[Stored data]
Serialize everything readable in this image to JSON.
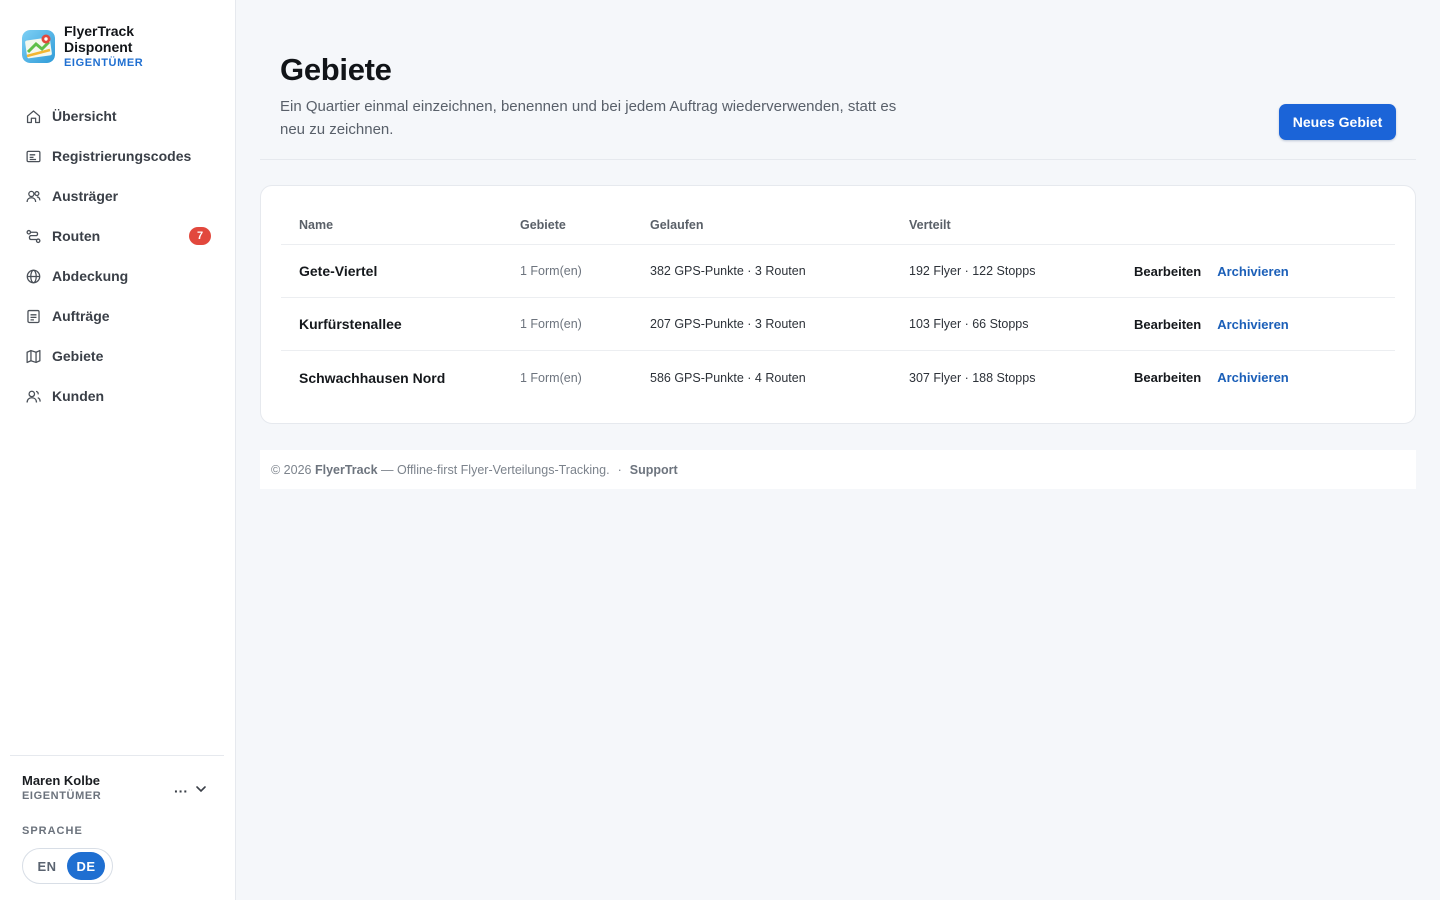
{
  "brand": {
    "name": "FlyerTrack Disponent",
    "role": "EIGENTÜMER"
  },
  "nav": {
    "items": [
      {
        "label": "Übersicht",
        "icon": "home-icon"
      },
      {
        "label": "Registrierungscodes",
        "icon": "code-card-icon"
      },
      {
        "label": "Austräger",
        "icon": "people-icon"
      },
      {
        "label": "Routen",
        "icon": "route-icon",
        "badge": "7"
      },
      {
        "label": "Abdeckung",
        "icon": "globe-icon"
      },
      {
        "label": "Aufträge",
        "icon": "document-icon"
      },
      {
        "label": "Gebiete",
        "icon": "map-icon"
      },
      {
        "label": "Kunden",
        "icon": "customers-icon"
      }
    ]
  },
  "user": {
    "name": "Maren Kolbe",
    "role": "EIGENTÜMER",
    "menu": "···"
  },
  "language": {
    "label": "SPRACHE",
    "options": [
      "EN",
      "DE"
    ],
    "selected": "DE"
  },
  "page": {
    "title": "Gebiete",
    "subtitle": "Ein Quartier einmal einzeichnen, benennen und bei jedem Auftrag wiederverwenden, statt es neu zu zeichnen.",
    "primary_button": "Neues Gebiet"
  },
  "table": {
    "columns": [
      "Name",
      "Gebiete",
      "Gelaufen",
      "Verteilt"
    ],
    "rows": [
      {
        "name": "Gete-Viertel",
        "gebiete": "1 Form(en)",
        "gelaufen": "382 GPS-Punkte · 3 Routen",
        "verteilt": "192 Flyer · 122 Stopps",
        "edit": "Bearbeiten",
        "archive": "Archivieren"
      },
      {
        "name": "Kurfürstenallee",
        "gebiete": "1 Form(en)",
        "gelaufen": "207 GPS-Punkte · 3 Routen",
        "verteilt": "103 Flyer · 66 Stopps",
        "edit": "Bearbeiten",
        "archive": "Archivieren"
      },
      {
        "name": "Schwachhausen Nord",
        "gebiete": "1 Form(en)",
        "gelaufen": "586 GPS-Punkte · 4 Routen",
        "verteilt": "307 Flyer · 188 Stopps",
        "edit": "Bearbeiten",
        "archive": "Archivieren"
      }
    ]
  },
  "footer": {
    "copyright": "© 2026",
    "brand": "FlyerTrack",
    "tagline": "— Offline-first Flyer-Verteilungs-Tracking.",
    "separator": "·",
    "support": "Support"
  },
  "colors": {
    "accent": "#1b64d8",
    "badge": "#e2483d",
    "link": "#1b5fb8"
  }
}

> _GIVEN EXERCISE_
Set down the lines of the records above exactly, apart from the pictures.

> _ANSWER FOR THE TASK_
Serialize everything readable in this image to JSON.
{
  "brand": {
    "name": "FlyerTrack Disponent",
    "role": "EIGENTÜMER"
  },
  "nav": {
    "items": [
      {
        "label": "Übersicht",
        "icon": "home-icon"
      },
      {
        "label": "Registrierungscodes",
        "icon": "code-card-icon"
      },
      {
        "label": "Austräger",
        "icon": "people-icon"
      },
      {
        "label": "Routen",
        "icon": "route-icon",
        "badge": "7"
      },
      {
        "label": "Abdeckung",
        "icon": "globe-icon"
      },
      {
        "label": "Aufträge",
        "icon": "document-icon"
      },
      {
        "label": "Gebiete",
        "icon": "map-icon"
      },
      {
        "label": "Kunden",
        "icon": "customers-icon"
      }
    ]
  },
  "user": {
    "name": "Maren Kolbe",
    "role": "EIGENTÜMER",
    "menu": "···"
  },
  "language": {
    "label": "SPRACHE",
    "options": [
      "EN",
      "DE"
    ],
    "selected": "DE"
  },
  "page": {
    "title": "Gebiete",
    "subtitle": "Ein Quartier einmal einzeichnen, benennen und bei jedem Auftrag wiederverwenden, statt es neu zu zeichnen.",
    "primary_button": "Neues Gebiet"
  },
  "table": {
    "columns": [
      "Name",
      "Gebiete",
      "Gelaufen",
      "Verteilt"
    ],
    "rows": [
      {
        "name": "Gete-Viertel",
        "gebiete": "1 Form(en)",
        "gelaufen": "382 GPS-Punkte · 3 Routen",
        "verteilt": "192 Flyer · 122 Stopps",
        "edit": "Bearbeiten",
        "archive": "Archivieren"
      },
      {
        "name": "Kurfürstenallee",
        "gebiete": "1 Form(en)",
        "gelaufen": "207 GPS-Punkte · 3 Routen",
        "verteilt": "103 Flyer · 66 Stopps",
        "edit": "Bearbeiten",
        "archive": "Archivieren"
      },
      {
        "name": "Schwachhausen Nord",
        "gebiete": "1 Form(en)",
        "gelaufen": "586 GPS-Punkte · 4 Routen",
        "verteilt": "307 Flyer · 188 Stopps",
        "edit": "Bearbeiten",
        "archive": "Archivieren"
      }
    ]
  },
  "footer": {
    "copyright": "© 2026",
    "brand": "FlyerTrack",
    "tagline": "— Offline-first Flyer-Verteilungs-Tracking.",
    "separator": "·",
    "support": "Support"
  },
  "colors": {
    "accent": "#1b64d8",
    "badge": "#e2483d",
    "link": "#1b5fb8"
  }
}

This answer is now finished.